> [What to work on] Print out every line, exactly as written.

> [Stored data]
'''

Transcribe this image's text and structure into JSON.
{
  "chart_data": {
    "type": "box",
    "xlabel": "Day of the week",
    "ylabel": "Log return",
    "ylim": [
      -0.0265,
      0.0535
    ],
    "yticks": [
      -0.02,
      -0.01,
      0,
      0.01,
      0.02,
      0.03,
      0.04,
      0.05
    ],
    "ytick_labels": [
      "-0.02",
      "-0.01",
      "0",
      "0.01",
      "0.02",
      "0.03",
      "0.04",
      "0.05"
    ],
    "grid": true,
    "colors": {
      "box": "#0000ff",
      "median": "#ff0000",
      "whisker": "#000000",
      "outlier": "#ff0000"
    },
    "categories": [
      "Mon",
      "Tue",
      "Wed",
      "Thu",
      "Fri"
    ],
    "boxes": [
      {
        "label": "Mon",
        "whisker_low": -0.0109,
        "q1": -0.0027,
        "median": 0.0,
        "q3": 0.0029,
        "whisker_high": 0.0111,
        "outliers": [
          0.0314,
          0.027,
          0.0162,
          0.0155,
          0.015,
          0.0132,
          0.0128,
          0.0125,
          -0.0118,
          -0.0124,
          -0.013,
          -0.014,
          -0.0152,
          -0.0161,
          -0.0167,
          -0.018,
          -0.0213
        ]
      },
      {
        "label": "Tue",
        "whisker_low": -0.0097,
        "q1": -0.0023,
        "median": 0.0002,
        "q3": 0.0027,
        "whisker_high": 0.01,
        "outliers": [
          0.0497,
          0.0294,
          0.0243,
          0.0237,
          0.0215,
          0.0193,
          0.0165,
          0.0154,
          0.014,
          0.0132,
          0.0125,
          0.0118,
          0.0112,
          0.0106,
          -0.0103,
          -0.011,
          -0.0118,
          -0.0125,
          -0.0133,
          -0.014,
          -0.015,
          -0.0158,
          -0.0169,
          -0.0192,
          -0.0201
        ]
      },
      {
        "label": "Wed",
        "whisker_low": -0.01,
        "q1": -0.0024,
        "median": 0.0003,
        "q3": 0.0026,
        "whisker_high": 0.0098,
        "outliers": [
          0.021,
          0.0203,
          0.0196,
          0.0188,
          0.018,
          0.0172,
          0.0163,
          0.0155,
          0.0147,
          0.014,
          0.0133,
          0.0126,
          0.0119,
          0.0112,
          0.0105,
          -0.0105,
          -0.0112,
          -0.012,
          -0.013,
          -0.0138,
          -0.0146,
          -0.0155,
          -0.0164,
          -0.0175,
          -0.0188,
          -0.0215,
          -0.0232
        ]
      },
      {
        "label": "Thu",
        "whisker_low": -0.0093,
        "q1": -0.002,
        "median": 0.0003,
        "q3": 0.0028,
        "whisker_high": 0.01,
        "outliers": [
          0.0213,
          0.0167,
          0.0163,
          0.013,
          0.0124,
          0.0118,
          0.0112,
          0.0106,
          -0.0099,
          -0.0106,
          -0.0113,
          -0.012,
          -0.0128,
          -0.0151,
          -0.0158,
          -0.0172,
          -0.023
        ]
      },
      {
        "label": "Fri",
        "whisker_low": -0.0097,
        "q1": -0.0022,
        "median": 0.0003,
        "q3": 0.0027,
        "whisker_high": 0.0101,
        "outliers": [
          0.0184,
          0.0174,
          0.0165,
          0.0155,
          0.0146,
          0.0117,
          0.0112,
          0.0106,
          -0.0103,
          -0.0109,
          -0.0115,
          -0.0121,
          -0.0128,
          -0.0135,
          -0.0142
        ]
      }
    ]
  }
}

'''

> [Output]
Transcribe this image's text and structure into JSON.
{
  "chart_data": {
    "type": "box",
    "xlabel": "Day of the week",
    "ylabel": "Log return",
    "ylim": [
      -0.0265,
      0.0535
    ],
    "yticks": [
      -0.02,
      -0.01,
      0,
      0.01,
      0.02,
      0.03,
      0.04,
      0.05
    ],
    "ytick_labels": [
      "-0.02",
      "-0.01",
      "0",
      "0.01",
      "0.02",
      "0.03",
      "0.04",
      "0.05"
    ],
    "grid": true,
    "colors": {
      "box": "#0000ff",
      "median": "#ff0000",
      "whisker": "#000000",
      "outlier": "#ff0000"
    },
    "categories": [
      "Mon",
      "Tue",
      "Wed",
      "Thu",
      "Fri"
    ],
    "boxes": [
      {
        "label": "Mon",
        "whisker_low": -0.0109,
        "q1": -0.0027,
        "median": 0.0,
        "q3": 0.0029,
        "whisker_high": 0.0111,
        "outliers": [
          0.0314,
          0.027,
          0.0162,
          0.0155,
          0.015,
          0.0132,
          0.0128,
          0.0125,
          -0.0118,
          -0.0124,
          -0.013,
          -0.014,
          -0.0152,
          -0.0161,
          -0.0167,
          -0.018,
          -0.0213
        ]
      },
      {
        "label": "Tue",
        "whisker_low": -0.0097,
        "q1": -0.0023,
        "median": 0.0002,
        "q3": 0.0027,
        "whisker_high": 0.01,
        "outliers": [
          0.0497,
          0.0294,
          0.0243,
          0.0237,
          0.0215,
          0.0193,
          0.0165,
          0.0154,
          0.014,
          0.0132,
          0.0125,
          0.0118,
          0.0112,
          0.0106,
          -0.0103,
          -0.011,
          -0.0118,
          -0.0125,
          -0.0133,
          -0.014,
          -0.015,
          -0.0158,
          -0.0169,
          -0.0192,
          -0.0201
        ]
      },
      {
        "label": "Wed",
        "whisker_low": -0.01,
        "q1": -0.0024,
        "median": 0.0003,
        "q3": 0.0026,
        "whisker_high": 0.0098,
        "outliers": [
          0.021,
          0.0203,
          0.0196,
          0.0188,
          0.018,
          0.0172,
          0.0163,
          0.0155,
          0.0147,
          0.014,
          0.0133,
          0.0126,
          0.0119,
          0.0112,
          0.0105,
          -0.0105,
          -0.0112,
          -0.012,
          -0.013,
          -0.0138,
          -0.0146,
          -0.0155,
          -0.0164,
          -0.0175,
          -0.0188,
          -0.0215,
          -0.0232
        ]
      },
      {
        "label": "Thu",
        "whisker_low": -0.0093,
        "q1": -0.002,
        "median": 0.0003,
        "q3": 0.0028,
        "whisker_high": 0.01,
        "outliers": [
          0.0213,
          0.0167,
          0.0163,
          0.013,
          0.0124,
          0.0118,
          0.0112,
          0.0106,
          -0.0099,
          -0.0106,
          -0.0113,
          -0.012,
          -0.0128,
          -0.0151,
          -0.0158,
          -0.0172,
          -0.023
        ]
      },
      {
        "label": "Fri",
        "whisker_low": -0.0097,
        "q1": -0.0022,
        "median": 0.0003,
        "q3": 0.0027,
        "whisker_high": 0.0101,
        "outliers": [
          0.0184,
          0.0174,
          0.0165,
          0.0155,
          0.0146,
          0.0117,
          0.0112,
          0.0106,
          -0.0103,
          -0.0109,
          -0.0115,
          -0.0121,
          -0.0128,
          -0.0135,
          -0.0142
        ]
      }
    ]
  }
}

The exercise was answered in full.